YOUR TASK:
Without skipping or changing anything, print all the entries.

Dataset items:
::::::

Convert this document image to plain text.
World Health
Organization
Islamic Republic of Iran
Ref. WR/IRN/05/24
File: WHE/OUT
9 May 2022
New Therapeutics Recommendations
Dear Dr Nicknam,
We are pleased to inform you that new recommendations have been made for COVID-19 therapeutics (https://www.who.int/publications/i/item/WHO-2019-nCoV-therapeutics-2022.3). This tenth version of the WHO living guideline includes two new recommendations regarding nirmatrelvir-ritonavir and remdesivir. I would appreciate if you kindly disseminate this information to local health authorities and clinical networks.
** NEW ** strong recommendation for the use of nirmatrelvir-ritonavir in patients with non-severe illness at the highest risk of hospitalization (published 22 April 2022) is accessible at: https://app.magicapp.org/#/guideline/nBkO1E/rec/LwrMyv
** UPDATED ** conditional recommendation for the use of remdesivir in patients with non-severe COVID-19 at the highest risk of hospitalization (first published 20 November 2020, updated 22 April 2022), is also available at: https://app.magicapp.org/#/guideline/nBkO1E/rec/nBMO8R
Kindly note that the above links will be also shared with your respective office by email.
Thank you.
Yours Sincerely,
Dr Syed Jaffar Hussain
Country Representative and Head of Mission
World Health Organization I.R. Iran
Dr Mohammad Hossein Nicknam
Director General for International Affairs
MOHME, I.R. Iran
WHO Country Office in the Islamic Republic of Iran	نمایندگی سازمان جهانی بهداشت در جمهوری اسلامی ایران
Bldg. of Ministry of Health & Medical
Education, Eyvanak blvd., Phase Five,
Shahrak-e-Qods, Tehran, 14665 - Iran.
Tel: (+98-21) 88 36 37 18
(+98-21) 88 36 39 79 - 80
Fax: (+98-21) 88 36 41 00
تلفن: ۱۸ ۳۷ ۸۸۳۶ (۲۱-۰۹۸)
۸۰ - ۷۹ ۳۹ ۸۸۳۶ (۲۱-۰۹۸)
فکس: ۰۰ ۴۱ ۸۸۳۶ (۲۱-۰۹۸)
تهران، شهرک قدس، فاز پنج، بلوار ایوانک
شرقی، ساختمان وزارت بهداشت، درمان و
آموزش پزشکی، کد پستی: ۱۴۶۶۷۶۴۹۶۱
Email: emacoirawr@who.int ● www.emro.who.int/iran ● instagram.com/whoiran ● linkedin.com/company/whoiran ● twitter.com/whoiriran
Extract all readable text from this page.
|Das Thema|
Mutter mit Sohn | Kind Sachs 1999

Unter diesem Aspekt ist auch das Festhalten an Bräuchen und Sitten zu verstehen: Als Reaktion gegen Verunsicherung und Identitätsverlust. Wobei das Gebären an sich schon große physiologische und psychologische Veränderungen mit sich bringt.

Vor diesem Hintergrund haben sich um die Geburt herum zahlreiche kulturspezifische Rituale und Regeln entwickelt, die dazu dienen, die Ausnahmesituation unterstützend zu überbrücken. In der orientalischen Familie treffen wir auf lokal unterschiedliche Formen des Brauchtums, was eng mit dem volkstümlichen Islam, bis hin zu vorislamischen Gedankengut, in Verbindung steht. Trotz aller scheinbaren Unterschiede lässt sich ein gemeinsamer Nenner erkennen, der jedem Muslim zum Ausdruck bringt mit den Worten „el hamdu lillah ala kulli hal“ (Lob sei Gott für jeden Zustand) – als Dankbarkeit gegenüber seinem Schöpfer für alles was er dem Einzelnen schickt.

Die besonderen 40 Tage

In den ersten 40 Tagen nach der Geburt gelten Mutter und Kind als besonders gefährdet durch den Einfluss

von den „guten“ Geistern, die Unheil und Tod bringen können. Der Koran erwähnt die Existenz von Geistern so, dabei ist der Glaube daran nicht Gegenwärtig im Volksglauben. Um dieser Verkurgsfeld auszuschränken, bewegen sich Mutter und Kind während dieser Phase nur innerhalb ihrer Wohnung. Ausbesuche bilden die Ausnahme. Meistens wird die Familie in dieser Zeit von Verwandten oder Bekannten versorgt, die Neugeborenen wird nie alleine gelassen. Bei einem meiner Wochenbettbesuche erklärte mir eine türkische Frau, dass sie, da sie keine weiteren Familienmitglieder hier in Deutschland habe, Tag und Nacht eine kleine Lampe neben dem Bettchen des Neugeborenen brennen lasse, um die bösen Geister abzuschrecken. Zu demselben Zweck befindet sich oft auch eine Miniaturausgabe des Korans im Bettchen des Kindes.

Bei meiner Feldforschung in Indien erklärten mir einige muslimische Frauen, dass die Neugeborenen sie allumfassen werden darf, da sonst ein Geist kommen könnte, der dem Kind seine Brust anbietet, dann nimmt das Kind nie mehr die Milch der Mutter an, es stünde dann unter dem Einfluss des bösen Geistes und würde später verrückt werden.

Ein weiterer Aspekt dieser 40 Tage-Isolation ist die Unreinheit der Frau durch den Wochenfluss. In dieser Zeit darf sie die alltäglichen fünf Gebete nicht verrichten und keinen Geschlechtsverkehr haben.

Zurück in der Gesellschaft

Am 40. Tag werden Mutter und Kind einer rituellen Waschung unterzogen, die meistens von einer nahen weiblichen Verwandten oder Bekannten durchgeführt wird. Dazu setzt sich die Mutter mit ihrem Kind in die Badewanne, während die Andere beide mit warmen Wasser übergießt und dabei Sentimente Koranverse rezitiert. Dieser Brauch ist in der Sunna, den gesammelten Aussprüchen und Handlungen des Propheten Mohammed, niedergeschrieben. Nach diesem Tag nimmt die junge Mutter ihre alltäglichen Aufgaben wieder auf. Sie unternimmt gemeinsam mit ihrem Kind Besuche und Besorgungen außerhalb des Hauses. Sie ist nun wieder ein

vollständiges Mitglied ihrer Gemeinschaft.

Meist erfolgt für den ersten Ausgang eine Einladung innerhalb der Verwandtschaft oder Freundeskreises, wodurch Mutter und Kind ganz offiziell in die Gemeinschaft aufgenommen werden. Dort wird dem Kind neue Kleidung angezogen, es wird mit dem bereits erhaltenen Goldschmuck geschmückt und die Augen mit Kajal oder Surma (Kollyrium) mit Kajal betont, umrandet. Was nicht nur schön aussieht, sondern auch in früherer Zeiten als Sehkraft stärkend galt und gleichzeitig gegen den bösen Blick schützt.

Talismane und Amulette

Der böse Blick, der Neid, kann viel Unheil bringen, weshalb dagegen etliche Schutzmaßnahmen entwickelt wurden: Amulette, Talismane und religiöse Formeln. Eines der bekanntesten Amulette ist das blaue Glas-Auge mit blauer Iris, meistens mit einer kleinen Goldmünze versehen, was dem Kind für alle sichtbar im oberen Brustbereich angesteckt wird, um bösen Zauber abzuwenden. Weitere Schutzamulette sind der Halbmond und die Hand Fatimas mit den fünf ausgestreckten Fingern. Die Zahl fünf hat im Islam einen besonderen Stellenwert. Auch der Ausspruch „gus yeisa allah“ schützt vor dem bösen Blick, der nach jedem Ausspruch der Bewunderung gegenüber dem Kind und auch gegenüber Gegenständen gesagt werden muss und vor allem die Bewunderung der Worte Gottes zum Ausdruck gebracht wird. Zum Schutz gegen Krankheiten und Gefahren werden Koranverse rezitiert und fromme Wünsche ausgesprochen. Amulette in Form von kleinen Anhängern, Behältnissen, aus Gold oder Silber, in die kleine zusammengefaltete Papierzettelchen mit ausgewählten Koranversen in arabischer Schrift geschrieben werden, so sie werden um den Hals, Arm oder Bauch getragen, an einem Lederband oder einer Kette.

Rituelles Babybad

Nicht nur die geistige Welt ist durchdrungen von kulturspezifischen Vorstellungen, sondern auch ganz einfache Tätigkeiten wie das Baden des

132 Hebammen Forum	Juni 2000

::::::

RESPONSE BELOW:
Convert this document image to plain text.
World Health
Organization
Islamic Republic of Iran
Ref. WR/IRN/05/24
File: WHE/OUT
9 May 2022
New Therapeutics Recommendations
Dear Dr Nicknam,
We are pleased to inform you that new recommendations have been made for COVID-19 therapeutics (https://www.who.int/publications/i/item/WHO-2019-nCoV-therapeutics-2022.3). This tenth version of the WHO living guideline includes two new recommendations regarding nirmatrelvir-ritonavir and remdesivir. I would appreciate if you kindly disseminate this information to local health authorities and clinical networks.
** NEW ** strong recommendation for the use of nirmatrelvir-ritonavir in patients with non-severe illness at the highest risk of hospitalization (published 22 April 2022) is accessible at: https://app.magicapp.org/#/guideline/nBkO1E/rec/LwrMyv
** UPDATED ** conditional recommendation for the use of remdesivir in patients with non-severe COVID-19 at the highest risk of hospitalization (first published 20 November 2020, updated 22 April 2022), is also available at: https://app.magicapp.org/#/guideline/nBkO1E/rec/nBMO8R
Kindly note that the above links will be also shared with your respective office by email.
Thank you.
Yours Sincerely,
Dr Syed Jaffar Hussain
Country Representative and Head of Mission
World Health Organization I.R. Iran
Dr Mohammad Hossein Nicknam
Director General for International Affairs
MOHME, I.R. Iran
WHO Country Office in the Islamic Republic of Iran	نمایندگی سازمان جهانی بهداشت در جمهوری اسلامی ایران
Bldg. of Ministry of Health & Medical
Education, Eyvanak blvd., Phase Five,
Shahrak-e-Qods, Tehran, 14665 - Iran.
Tel: (+98-21) 88 36 37 18
(+98-21) 88 36 39 79 - 80
Fax: (+98-21) 88 36 41 00
تلفن: ۱۸ ۳۷ ۸۸۳۶ (۲۱-۰۹۸)
۸۰ - ۷۹ ۳۹ ۸۸۳۶ (۲۱-۰۹۸)
فکس: ۰۰ ۴۱ ۸۸۳۶ (۲۱-۰۹۸)
تهران، شهرک قدس، فاز پنج، بلوار ایوانک
شرقی، ساختمان وزارت بهداشت، درمان و
آموزش پزشکی، کد پستی: ۱۴۶۶۷۶۴۹۶۱
Email: emacoirawr@who.int ● www.emro.who.int/iran ● instagram.com/whoiran ● linkedin.com/company/whoiran ● twitter.com/whoiriran
Extract all readable text from this page.
|Das Thema|
Mutter mit Sohn | Kind Sachs 1999

Unter diesem Aspekt ist auch das Festhalten an Bräuchen und Sitten zu verstehen: Als Reaktion gegen Verunsicherung und Identitätsverlust. Wobei das Gebären an sich schon große physiologische und psychologische Veränderungen mit sich bringt.

Vor diesem Hintergrund haben sich um die Geburt herum zahlreiche kulturspezifische Rituale und Regeln entwickelt, die dazu dienen, die Ausnahmesituation unterstützend zu überbrücken. In der orientalischen Familie treffen wir auf lokal unterschiedliche Formen des Brauchtums, was eng mit dem volkstümlichen Islam, bis hin zu vorislamischen Gedankengut, in Verbindung steht. Trotz aller scheinbaren Unterschiede lässt sich ein gemeinsamer Nenner erkennen, der jedem Muslim zum Ausdruck bringt mit den Worten „el hamdu lillah ala kulli hal“ (Lob sei Gott für jeden Zustand) – als Dankbarkeit gegenüber seinem Schöpfer für alles was er dem Einzelnen schickt.

Die besonderen 40 Tage

In den ersten 40 Tagen nach der Geburt gelten Mutter und Kind als besonders gefährdet durch den Einfluss

von den „guten“ Geistern, die Unheil und Tod bringen können. Der Koran erwähnt die Existenz von Geistern so, dabei ist der Glaube daran nicht Gegenwärtig im Volksglauben. Um dieser Verkurgsfeld auszuschränken, bewegen sich Mutter und Kind während dieser Phase nur innerhalb ihrer Wohnung. Ausbesuche bilden die Ausnahme. Meistens wird die Familie in dieser Zeit von Verwandten oder Bekannten versorgt, die Neugeborenen wird nie alleine gelassen. Bei einem meiner Wochenbettbesuche erklärte mir eine türkische Frau, dass sie, da sie keine weiteren Familienmitglieder hier in Deutschland habe, Tag und Nacht eine kleine Lampe neben dem Bettchen des Neugeborenen brennen lasse, um die bösen Geister abzuschrecken. Zu demselben Zweck befindet sich oft auch eine Miniaturausgabe des Korans im Bettchen des Kindes.

Bei meiner Feldforschung in Indien erklärten mir einige muslimische Frauen, dass die Neugeborenen sie allumfassen werden darf, da sonst ein Geist kommen könnte, der dem Kind seine Brust anbietet, dann nimmt das Kind nie mehr die Milch der Mutter an, es stünde dann unter dem Einfluss des bösen Geistes und würde später verrückt werden.

Ein weiterer Aspekt dieser 40 Tage-Isolation ist die Unreinheit der Frau durch den Wochenfluss. In dieser Zeit darf sie die alltäglichen fünf Gebete nicht verrichten und keinen Geschlechtsverkehr haben.

Zurück in der Gesellschaft

Am 40. Tag werden Mutter und Kind einer rituellen Waschung unterzogen, die meistens von einer nahen weiblichen Verwandten oder Bekannten durchgeführt wird. Dazu setzt sich die Mutter mit ihrem Kind in die Badewanne, während die Andere beide mit warmen Wasser übergießt und dabei Sentimente Koranverse rezitiert. Dieser Brauch ist in der Sunna, den gesammelten Aussprüchen und Handlungen des Propheten Mohammed, niedergeschrieben. Nach diesem Tag nimmt die junge Mutter ihre alltäglichen Aufgaben wieder auf. Sie unternimmt gemeinsam mit ihrem Kind Besuche und Besorgungen außerhalb des Hauses. Sie ist nun wieder ein

vollständiges Mitglied ihrer Gemeinschaft.

Meist erfolgt für den ersten Ausgang eine Einladung innerhalb der Verwandtschaft oder Freundeskreises, wodurch Mutter und Kind ganz offiziell in die Gemeinschaft aufgenommen werden. Dort wird dem Kind neue Kleidung angezogen, es wird mit dem bereits erhaltenen Goldschmuck geschmückt und die Augen mit Kajal oder Surma (Kollyrium) mit Kajal betont, umrandet. Was nicht nur schön aussieht, sondern auch in früherer Zeiten als Sehkraft stärkend galt und gleichzeitig gegen den bösen Blick schützt.

Talismane und Amulette

Der böse Blick, der Neid, kann viel Unheil bringen, weshalb dagegen etliche Schutzmaßnahmen entwickelt wurden: Amulette, Talismane und religiöse Formeln. Eines der bekanntesten Amulette ist das blaue Glas-Auge mit blauer Iris, meistens mit einer kleinen Goldmünze versehen, was dem Kind für alle sichtbar im oberen Brustbereich angesteckt wird, um bösen Zauber abzuwenden. Weitere Schutzamulette sind der Halbmond und die Hand Fatimas mit den fünf ausgestreckten Fingern. Die Zahl fünf hat im Islam einen besonderen Stellenwert. Auch der Ausspruch „gus yeisa allah“ schützt vor dem bösen Blick, der nach jedem Ausspruch der Bewunderung gegenüber dem Kind und auch gegenüber Gegenständen gesagt werden muss und vor allem die Bewunderung der Worte Gottes zum Ausdruck gebracht wird. Zum Schutz gegen Krankheiten und Gefahren werden Koranverse rezitiert und fromme Wünsche ausgesprochen. Amulette in Form von kleinen Anhängern, Behältnissen, aus Gold oder Silber, in die kleine zusammengefaltete Papierzettelchen mit ausgewählten Koranversen in arabischer Schrift geschrieben werden, so sie werden um den Hals, Arm oder Bauch getragen, an einem Lederband oder einer Kette.

Rituelles Babybad

Nicht nur die geistige Welt ist durchdrungen von kulturspezifischen Vorstellungen, sondern auch ganz einfache Tätigkeiten wie das Baden des

132 Hebammen Forum	Juni 2000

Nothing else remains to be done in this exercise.